** Requirement **
Reproduce all records verbatim.

───── Data lines

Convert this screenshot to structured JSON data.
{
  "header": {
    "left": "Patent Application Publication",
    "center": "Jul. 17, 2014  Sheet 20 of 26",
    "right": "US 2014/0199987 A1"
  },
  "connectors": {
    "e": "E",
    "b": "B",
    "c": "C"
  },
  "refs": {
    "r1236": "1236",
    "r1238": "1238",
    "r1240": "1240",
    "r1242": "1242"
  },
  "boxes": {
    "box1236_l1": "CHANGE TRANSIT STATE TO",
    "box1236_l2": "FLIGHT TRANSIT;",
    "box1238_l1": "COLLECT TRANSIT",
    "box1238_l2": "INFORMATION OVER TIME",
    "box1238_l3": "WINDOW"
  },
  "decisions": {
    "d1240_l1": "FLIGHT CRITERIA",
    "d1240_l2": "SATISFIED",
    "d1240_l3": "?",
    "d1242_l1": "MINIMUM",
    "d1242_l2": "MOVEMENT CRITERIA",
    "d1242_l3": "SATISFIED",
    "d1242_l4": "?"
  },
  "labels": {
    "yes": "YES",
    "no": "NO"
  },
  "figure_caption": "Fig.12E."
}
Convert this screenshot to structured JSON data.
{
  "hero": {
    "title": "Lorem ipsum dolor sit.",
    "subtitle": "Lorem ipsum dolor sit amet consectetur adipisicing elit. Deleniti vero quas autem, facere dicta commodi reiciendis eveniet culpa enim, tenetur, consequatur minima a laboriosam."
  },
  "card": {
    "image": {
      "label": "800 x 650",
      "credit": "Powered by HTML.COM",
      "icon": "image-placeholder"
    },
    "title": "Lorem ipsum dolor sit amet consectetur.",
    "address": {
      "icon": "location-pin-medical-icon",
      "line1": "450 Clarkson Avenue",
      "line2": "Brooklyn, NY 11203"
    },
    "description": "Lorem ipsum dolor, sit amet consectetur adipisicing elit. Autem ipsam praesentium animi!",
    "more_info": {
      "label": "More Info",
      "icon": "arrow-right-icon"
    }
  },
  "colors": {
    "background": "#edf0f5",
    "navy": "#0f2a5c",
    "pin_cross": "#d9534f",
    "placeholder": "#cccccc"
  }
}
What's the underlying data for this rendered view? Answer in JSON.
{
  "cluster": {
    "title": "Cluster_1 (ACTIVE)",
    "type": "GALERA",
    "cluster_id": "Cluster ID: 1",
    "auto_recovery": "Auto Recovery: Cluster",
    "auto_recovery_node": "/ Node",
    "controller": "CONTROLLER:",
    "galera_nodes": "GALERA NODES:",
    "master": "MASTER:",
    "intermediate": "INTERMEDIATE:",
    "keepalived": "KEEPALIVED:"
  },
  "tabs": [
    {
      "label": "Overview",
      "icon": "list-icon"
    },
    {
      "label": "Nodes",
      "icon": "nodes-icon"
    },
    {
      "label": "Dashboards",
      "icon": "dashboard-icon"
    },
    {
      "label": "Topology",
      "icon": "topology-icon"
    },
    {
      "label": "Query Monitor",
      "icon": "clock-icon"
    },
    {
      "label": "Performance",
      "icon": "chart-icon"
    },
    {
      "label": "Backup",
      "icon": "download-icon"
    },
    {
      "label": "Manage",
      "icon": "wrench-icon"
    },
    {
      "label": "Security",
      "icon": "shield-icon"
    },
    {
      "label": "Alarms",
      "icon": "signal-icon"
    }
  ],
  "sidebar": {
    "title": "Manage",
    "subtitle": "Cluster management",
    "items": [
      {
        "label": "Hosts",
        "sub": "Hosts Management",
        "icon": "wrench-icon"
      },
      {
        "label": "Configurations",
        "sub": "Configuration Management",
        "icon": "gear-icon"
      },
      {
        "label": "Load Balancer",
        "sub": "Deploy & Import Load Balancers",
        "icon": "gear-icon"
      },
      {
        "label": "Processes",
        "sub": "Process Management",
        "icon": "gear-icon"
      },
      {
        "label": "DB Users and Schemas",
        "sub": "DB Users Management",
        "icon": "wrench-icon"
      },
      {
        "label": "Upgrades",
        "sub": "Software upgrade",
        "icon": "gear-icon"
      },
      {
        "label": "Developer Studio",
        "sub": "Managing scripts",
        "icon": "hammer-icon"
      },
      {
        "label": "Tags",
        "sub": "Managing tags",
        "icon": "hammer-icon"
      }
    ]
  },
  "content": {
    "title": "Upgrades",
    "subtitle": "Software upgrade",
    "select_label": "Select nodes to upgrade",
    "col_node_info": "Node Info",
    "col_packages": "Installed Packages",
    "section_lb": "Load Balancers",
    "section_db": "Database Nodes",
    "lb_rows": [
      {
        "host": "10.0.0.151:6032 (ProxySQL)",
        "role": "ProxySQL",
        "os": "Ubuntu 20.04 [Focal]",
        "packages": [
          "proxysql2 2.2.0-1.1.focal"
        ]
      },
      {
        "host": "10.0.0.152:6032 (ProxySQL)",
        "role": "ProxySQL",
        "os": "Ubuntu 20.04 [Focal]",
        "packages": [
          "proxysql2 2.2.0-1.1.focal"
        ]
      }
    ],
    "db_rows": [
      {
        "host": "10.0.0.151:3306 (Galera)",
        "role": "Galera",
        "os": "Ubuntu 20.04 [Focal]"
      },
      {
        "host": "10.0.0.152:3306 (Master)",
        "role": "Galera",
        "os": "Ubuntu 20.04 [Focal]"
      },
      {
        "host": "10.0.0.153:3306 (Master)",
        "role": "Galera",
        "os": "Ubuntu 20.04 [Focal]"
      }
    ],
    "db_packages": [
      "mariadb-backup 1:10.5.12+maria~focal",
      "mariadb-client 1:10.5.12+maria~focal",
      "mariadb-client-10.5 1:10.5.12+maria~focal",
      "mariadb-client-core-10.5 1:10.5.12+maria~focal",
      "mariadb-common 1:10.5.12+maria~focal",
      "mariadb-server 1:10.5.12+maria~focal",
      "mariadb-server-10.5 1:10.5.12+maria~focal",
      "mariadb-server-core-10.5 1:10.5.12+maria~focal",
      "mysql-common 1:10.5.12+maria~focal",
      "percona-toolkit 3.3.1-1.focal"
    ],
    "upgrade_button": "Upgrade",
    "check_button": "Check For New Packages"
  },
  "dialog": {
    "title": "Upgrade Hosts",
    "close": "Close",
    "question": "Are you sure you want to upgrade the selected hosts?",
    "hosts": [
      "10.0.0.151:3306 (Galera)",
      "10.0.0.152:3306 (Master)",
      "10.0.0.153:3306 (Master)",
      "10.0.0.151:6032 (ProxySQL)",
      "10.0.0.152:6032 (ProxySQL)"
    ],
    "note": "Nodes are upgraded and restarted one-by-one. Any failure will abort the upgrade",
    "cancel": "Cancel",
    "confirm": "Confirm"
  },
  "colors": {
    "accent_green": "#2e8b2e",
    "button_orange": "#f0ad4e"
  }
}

──────────

** Task response **
Convert this screenshot to structured JSON data.
{
  "header": {
    "left": "Patent Application Publication",
    "center": "Jul. 17, 2014  Sheet 20 of 26",
    "right": "US 2014/0199987 A1"
  },
  "connectors": {
    "e": "E",
    "b": "B",
    "c": "C"
  },
  "refs": {
    "r1236": "1236",
    "r1238": "1238",
    "r1240": "1240",
    "r1242": "1242"
  },
  "boxes": {
    "box1236_l1": "CHANGE TRANSIT STATE TO",
    "box1236_l2": "FLIGHT TRANSIT;",
    "box1238_l1": "COLLECT TRANSIT",
    "box1238_l2": "INFORMATION OVER TIME",
    "box1238_l3": "WINDOW"
  },
  "decisions": {
    "d1240_l1": "FLIGHT CRITERIA",
    "d1240_l2": "SATISFIED",
    "d1240_l3": "?",
    "d1242_l1": "MINIMUM",
    "d1242_l2": "MOVEMENT CRITERIA",
    "d1242_l3": "SATISFIED",
    "d1242_l4": "?"
  },
  "labels": {
    "yes": "YES",
    "no": "NO"
  },
  "figure_caption": "Fig.12E."
}
Convert this screenshot to structured JSON data.
{
  "hero": {
    "title": "Lorem ipsum dolor sit.",
    "subtitle": "Lorem ipsum dolor sit amet consectetur adipisicing elit. Deleniti vero quas autem, facere dicta commodi reiciendis eveniet culpa enim, tenetur, consequatur minima a laboriosam."
  },
  "card": {
    "image": {
      "label": "800 x 650",
      "credit": "Powered by HTML.COM",
      "icon": "image-placeholder"
    },
    "title": "Lorem ipsum dolor sit amet consectetur.",
    "address": {
      "icon": "location-pin-medical-icon",
      "line1": "450 Clarkson Avenue",
      "line2": "Brooklyn, NY 11203"
    },
    "description": "Lorem ipsum dolor, sit amet consectetur adipisicing elit. Autem ipsam praesentium animi!",
    "more_info": {
      "label": "More Info",
      "icon": "arrow-right-icon"
    }
  },
  "colors": {
    "background": "#edf0f5",
    "navy": "#0f2a5c",
    "pin_cross": "#d9534f",
    "placeholder": "#cccccc"
  }
}
What's the underlying data for this rendered view? Answer in JSON.
{
  "cluster": {
    "title": "Cluster_1 (ACTIVE)",
    "type": "GALERA",
    "cluster_id": "Cluster ID: 1",
    "auto_recovery": "Auto Recovery: Cluster",
    "auto_recovery_node": "/ Node",
    "controller": "CONTROLLER:",
    "galera_nodes": "GALERA NODES:",
    "master": "MASTER:",
    "intermediate": "INTERMEDIATE:",
    "keepalived": "KEEPALIVED:"
  },
  "tabs": [
    {
      "label": "Overview",
      "icon": "list-icon"
    },
    {
      "label": "Nodes",
      "icon": "nodes-icon"
    },
    {
      "label": "Dashboards",
      "icon": "dashboard-icon"
    },
    {
      "label": "Topology",
      "icon": "topology-icon"
    },
    {
      "label": "Query Monitor",
      "icon": "clock-icon"
    },
    {
      "label": "Performance",
      "icon": "chart-icon"
    },
    {
      "label": "Backup",
      "icon": "download-icon"
    },
    {
      "label": "Manage",
      "icon": "wrench-icon"
    },
    {
      "label": "Security",
      "icon": "shield-icon"
    },
    {
      "label": "Alarms",
      "icon": "signal-icon"
    }
  ],
  "sidebar": {
    "title": "Manage",
    "subtitle": "Cluster management",
    "items": [
      {
        "label": "Hosts",
        "sub": "Hosts Management",
        "icon": "wrench-icon"
      },
      {
        "label": "Configurations",
        "sub": "Configuration Management",
        "icon": "gear-icon"
      },
      {
        "label": "Load Balancer",
        "sub": "Deploy & Import Load Balancers",
        "icon": "gear-icon"
      },
      {
        "label": "Processes",
        "sub": "Process Management",
        "icon": "gear-icon"
      },
      {
        "label": "DB Users and Schemas",
        "sub": "DB Users Management",
        "icon": "wrench-icon"
      },
      {
        "label": "Upgrades",
        "sub": "Software upgrade",
        "icon": "gear-icon"
      },
      {
        "label": "Developer Studio",
        "sub": "Managing scripts",
        "icon": "hammer-icon"
      },
      {
        "label": "Tags",
        "sub": "Managing tags",
        "icon": "hammer-icon"
      }
    ]
  },
  "content": {
    "title": "Upgrades",
    "subtitle": "Software upgrade",
    "select_label": "Select nodes to upgrade",
    "col_node_info": "Node Info",
    "col_packages": "Installed Packages",
    "section_lb": "Load Balancers",
    "section_db": "Database Nodes",
    "lb_rows": [
      {
        "host": "10.0.0.151:6032 (ProxySQL)",
        "role": "ProxySQL",
        "os": "Ubuntu 20.04 [Focal]",
        "packages": [
          "proxysql2 2.2.0-1.1.focal"
        ]
      },
      {
        "host": "10.0.0.152:6032 (ProxySQL)",
        "role": "ProxySQL",
        "os": "Ubuntu 20.04 [Focal]",
        "packages": [
          "proxysql2 2.2.0-1.1.focal"
        ]
      }
    ],
    "db_rows": [
      {
        "host": "10.0.0.151:3306 (Galera)",
        "role": "Galera",
        "os": "Ubuntu 20.04 [Focal]"
      },
      {
        "host": "10.0.0.152:3306 (Master)",
        "role": "Galera",
        "os": "Ubuntu 20.04 [Focal]"
      },
      {
        "host": "10.0.0.153:3306 (Master)",
        "role": "Galera",
        "os": "Ubuntu 20.04 [Focal]"
      }
    ],
    "db_packages": [
      "mariadb-backup 1:10.5.12+maria~focal",
      "mariadb-client 1:10.5.12+maria~focal",
      "mariadb-client-10.5 1:10.5.12+maria~focal",
      "mariadb-client-core-10.5 1:10.5.12+maria~focal",
      "mariadb-common 1:10.5.12+maria~focal",
      "mariadb-server 1:10.5.12+maria~focal",
      "mariadb-server-10.5 1:10.5.12+maria~focal",
      "mariadb-server-core-10.5 1:10.5.12+maria~focal",
      "mysql-common 1:10.5.12+maria~focal",
      "percona-toolkit 3.3.1-1.focal"
    ],
    "upgrade_button": "Upgrade",
    "check_button": "Check For New Packages"
  },
  "dialog": {
    "title": "Upgrade Hosts",
    "close": "Close",
    "question": "Are you sure you want to upgrade the selected hosts?",
    "hosts": [
      "10.0.0.151:3306 (Galera)",
      "10.0.0.152:3306 (Master)",
      "10.0.0.153:3306 (Master)",
      "10.0.0.151:6032 (ProxySQL)",
      "10.0.0.152:6032 (ProxySQL)"
    ],
    "note": "Nodes are upgraded and restarted one-by-one. Any failure will abort the upgrade",
    "cancel": "Cancel",
    "confirm": "Confirm"
  },
  "colors": {
    "accent_green": "#2e8b2e",
    "button_orange": "#f0ad4e"
  }
}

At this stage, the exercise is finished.